What is needed:
Report only the number of lines that hold the word "detached".
(begin)
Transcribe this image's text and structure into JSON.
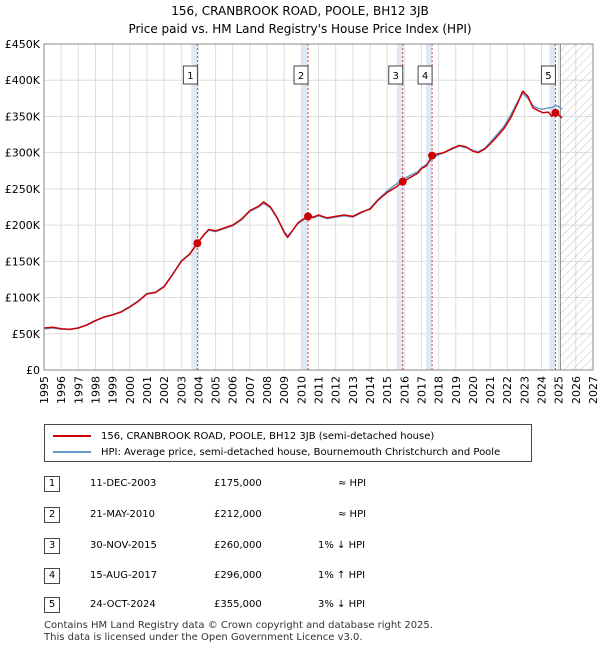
{
  "title": "156, CRANBROOK ROAD, POOLE, BH12 3JB",
  "subtitle": "Price paid vs. HM Land Registry's House Price Index (HPI)",
  "colors": {
    "price_line": "#cc0000",
    "hpi_line": "#6699cc",
    "marker_line": "#cc4444",
    "shade": "#dde6f5",
    "hatch": "#999999",
    "grid": "#dddddd"
  },
  "chart_data": {
    "type": "line",
    "xlim": [
      1995,
      2027
    ],
    "ylim": [
      0,
      450000
    ],
    "x_ticks": [
      "1995",
      "1996",
      "1997",
      "1998",
      "1999",
      "2000",
      "2001",
      "2002",
      "2003",
      "2004",
      "2005",
      "2006",
      "2007",
      "2008",
      "2009",
      "2010",
      "2011",
      "2012",
      "2013",
      "2014",
      "2015",
      "2016",
      "2017",
      "2018",
      "2019",
      "2020",
      "2021",
      "2022",
      "2023",
      "2024",
      "2025",
      "2026",
      "2027"
    ],
    "y_ticks": [
      {
        "value": 0,
        "label": "£0"
      },
      {
        "value": 50000,
        "label": "£50K"
      },
      {
        "value": 100000,
        "label": "£100K"
      },
      {
        "value": 150000,
        "label": "£150K"
      },
      {
        "value": 200000,
        "label": "£200K"
      },
      {
        "value": 250000,
        "label": "£250K"
      },
      {
        "value": 300000,
        "label": "£300K"
      },
      {
        "value": 350000,
        "label": "£350K"
      },
      {
        "value": 400000,
        "label": "£400K"
      },
      {
        "value": 450000,
        "label": "£450K"
      }
    ],
    "grid": true,
    "hatched_from": 2025.1,
    "series": [
      {
        "name": "156, CRANBROOK ROAD, POOLE, BH12 3JB (semi-detached house)",
        "points": [
          [
            1995.0,
            58000
          ],
          [
            1995.5,
            59000
          ],
          [
            1996.0,
            57000
          ],
          [
            1996.5,
            56000
          ],
          [
            1997.0,
            58000
          ],
          [
            1997.5,
            62000
          ],
          [
            1998.0,
            68000
          ],
          [
            1998.5,
            73000
          ],
          [
            1999.0,
            76000
          ],
          [
            1999.5,
            80000
          ],
          [
            2000.0,
            87000
          ],
          [
            2000.5,
            95000
          ],
          [
            2001.0,
            105000
          ],
          [
            2001.5,
            107000
          ],
          [
            2002.0,
            115000
          ],
          [
            2002.5,
            132000
          ],
          [
            2003.0,
            150000
          ],
          [
            2003.5,
            160000
          ],
          [
            2003.94,
            175000
          ],
          [
            2004.3,
            186000
          ],
          [
            2004.6,
            194000
          ],
          [
            2005.0,
            192000
          ],
          [
            2005.5,
            196000
          ],
          [
            2006.0,
            200000
          ],
          [
            2006.5,
            208000
          ],
          [
            2007.0,
            220000
          ],
          [
            2007.5,
            226000
          ],
          [
            2007.8,
            232000
          ],
          [
            2008.2,
            225000
          ],
          [
            2008.6,
            210000
          ],
          [
            2009.0,
            190000
          ],
          [
            2009.2,
            183000
          ],
          [
            2009.5,
            193000
          ],
          [
            2009.8,
            203000
          ],
          [
            2010.1,
            208000
          ],
          [
            2010.39,
            212000
          ],
          [
            2010.7,
            211000
          ],
          [
            2011.0,
            214000
          ],
          [
            2011.5,
            210000
          ],
          [
            2012.0,
            212000
          ],
          [
            2012.5,
            214000
          ],
          [
            2013.0,
            212000
          ],
          [
            2013.5,
            218000
          ],
          [
            2014.0,
            222000
          ],
          [
            2014.5,
            235000
          ],
          [
            2015.0,
            245000
          ],
          [
            2015.5,
            252000
          ],
          [
            2015.91,
            260000
          ],
          [
            2016.3,
            265000
          ],
          [
            2016.8,
            272000
          ],
          [
            2017.0,
            278000
          ],
          [
            2017.3,
            282000
          ],
          [
            2017.62,
            296000
          ],
          [
            2017.9,
            298000
          ],
          [
            2018.3,
            300000
          ],
          [
            2018.8,
            306000
          ],
          [
            2019.2,
            310000
          ],
          [
            2019.6,
            308000
          ],
          [
            2020.0,
            302000
          ],
          [
            2020.3,
            300000
          ],
          [
            2020.7,
            305000
          ],
          [
            2021.0,
            312000
          ],
          [
            2021.4,
            322000
          ],
          [
            2021.8,
            333000
          ],
          [
            2022.2,
            348000
          ],
          [
            2022.6,
            368000
          ],
          [
            2022.9,
            385000
          ],
          [
            2023.2,
            378000
          ],
          [
            2023.5,
            362000
          ],
          [
            2023.8,
            358000
          ],
          [
            2024.1,
            355000
          ],
          [
            2024.4,
            356000
          ],
          [
            2024.6,
            350000
          ],
          [
            2024.81,
            355000
          ],
          [
            2025.0,
            352000
          ],
          [
            2025.2,
            348000
          ]
        ]
      },
      {
        "name": "HPI: Average price, semi-detached house, Bournemouth Christchurch and Poole",
        "points": [
          [
            1995.0,
            57000
          ],
          [
            1995.5,
            58000
          ],
          [
            1996.0,
            56500
          ],
          [
            1996.5,
            56000
          ],
          [
            1997.0,
            58000
          ],
          [
            1997.5,
            62500
          ],
          [
            1998.0,
            68500
          ],
          [
            1998.5,
            73000
          ],
          [
            1999.0,
            76500
          ],
          [
            1999.5,
            80500
          ],
          [
            2000.0,
            87500
          ],
          [
            2000.5,
            95500
          ],
          [
            2001.0,
            105500
          ],
          [
            2001.5,
            107500
          ],
          [
            2002.0,
            115500
          ],
          [
            2002.5,
            132500
          ],
          [
            2003.0,
            150500
          ],
          [
            2003.5,
            160500
          ],
          [
            2003.94,
            175000
          ],
          [
            2004.3,
            186500
          ],
          [
            2004.6,
            193000
          ],
          [
            2005.0,
            191000
          ],
          [
            2005.5,
            195000
          ],
          [
            2006.0,
            199000
          ],
          [
            2006.5,
            207000
          ],
          [
            2007.0,
            219000
          ],
          [
            2007.5,
            225000
          ],
          [
            2007.8,
            230000
          ],
          [
            2008.2,
            224000
          ],
          [
            2008.6,
            209000
          ],
          [
            2009.0,
            191000
          ],
          [
            2009.2,
            185000
          ],
          [
            2009.5,
            193000
          ],
          [
            2009.8,
            202000
          ],
          [
            2010.1,
            207000
          ],
          [
            2010.39,
            211000
          ],
          [
            2010.7,
            210000
          ],
          [
            2011.0,
            213000
          ],
          [
            2011.5,
            209000
          ],
          [
            2012.0,
            211000
          ],
          [
            2012.5,
            213000
          ],
          [
            2013.0,
            211000
          ],
          [
            2013.5,
            217000
          ],
          [
            2014.0,
            223000
          ],
          [
            2014.5,
            236000
          ],
          [
            2015.0,
            247000
          ],
          [
            2015.5,
            256000
          ],
          [
            2015.91,
            263000
          ],
          [
            2016.3,
            268000
          ],
          [
            2016.8,
            274000
          ],
          [
            2017.0,
            279000
          ],
          [
            2017.3,
            284000
          ],
          [
            2017.62,
            292000
          ],
          [
            2017.9,
            296000
          ],
          [
            2018.3,
            300000
          ],
          [
            2018.8,
            305000
          ],
          [
            2019.2,
            309000
          ],
          [
            2019.6,
            307000
          ],
          [
            2020.0,
            303000
          ],
          [
            2020.3,
            301000
          ],
          [
            2020.7,
            306000
          ],
          [
            2021.0,
            314000
          ],
          [
            2021.4,
            325000
          ],
          [
            2021.8,
            336000
          ],
          [
            2022.2,
            352000
          ],
          [
            2022.6,
            370000
          ],
          [
            2022.9,
            382000
          ],
          [
            2023.2,
            375000
          ],
          [
            2023.5,
            365000
          ],
          [
            2023.8,
            361000
          ],
          [
            2024.1,
            360000
          ],
          [
            2024.4,
            362000
          ],
          [
            2024.6,
            362000
          ],
          [
            2024.81,
            365000
          ],
          [
            2025.0,
            364000
          ],
          [
            2025.2,
            360000
          ]
        ]
      }
    ],
    "sales": [
      {
        "label": "1",
        "x": 2003.94,
        "value": 175000
      },
      {
        "label": "2",
        "x": 2010.39,
        "value": 212000
      },
      {
        "label": "3",
        "x": 2015.91,
        "value": 260000
      },
      {
        "label": "4",
        "x": 2017.62,
        "value": 296000
      },
      {
        "label": "5",
        "x": 2024.81,
        "value": 355000
      }
    ]
  },
  "legend": [
    {
      "label": "156, CRANBROOK ROAD, POOLE, BH12 3JB (semi-detached house)"
    },
    {
      "label": "HPI: Average price, semi-detached house, Bournemouth Christchurch and Poole"
    }
  ],
  "transactions": [
    {
      "num": "1",
      "date": "11-DEC-2003",
      "price": "£175,000",
      "hpi": "≈ HPI"
    },
    {
      "num": "2",
      "date": "21-MAY-2010",
      "price": "£212,000",
      "hpi": "≈ HPI"
    },
    {
      "num": "3",
      "date": "30-NOV-2015",
      "price": "£260,000",
      "hpi": "1% ↓ HPI"
    },
    {
      "num": "4",
      "date": "15-AUG-2017",
      "price": "£296,000",
      "hpi": "1% ↑ HPI"
    },
    {
      "num": "5",
      "date": "24-OCT-2024",
      "price": "£355,000",
      "hpi": "3% ↓ HPI"
    }
  ],
  "footer": {
    "line1": "Contains HM Land Registry data © Crown copyright and database right 2025.",
    "line2": "This data is licensed under the Open Government Licence v3.0."
  }
}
(end)
Solution to this task:
4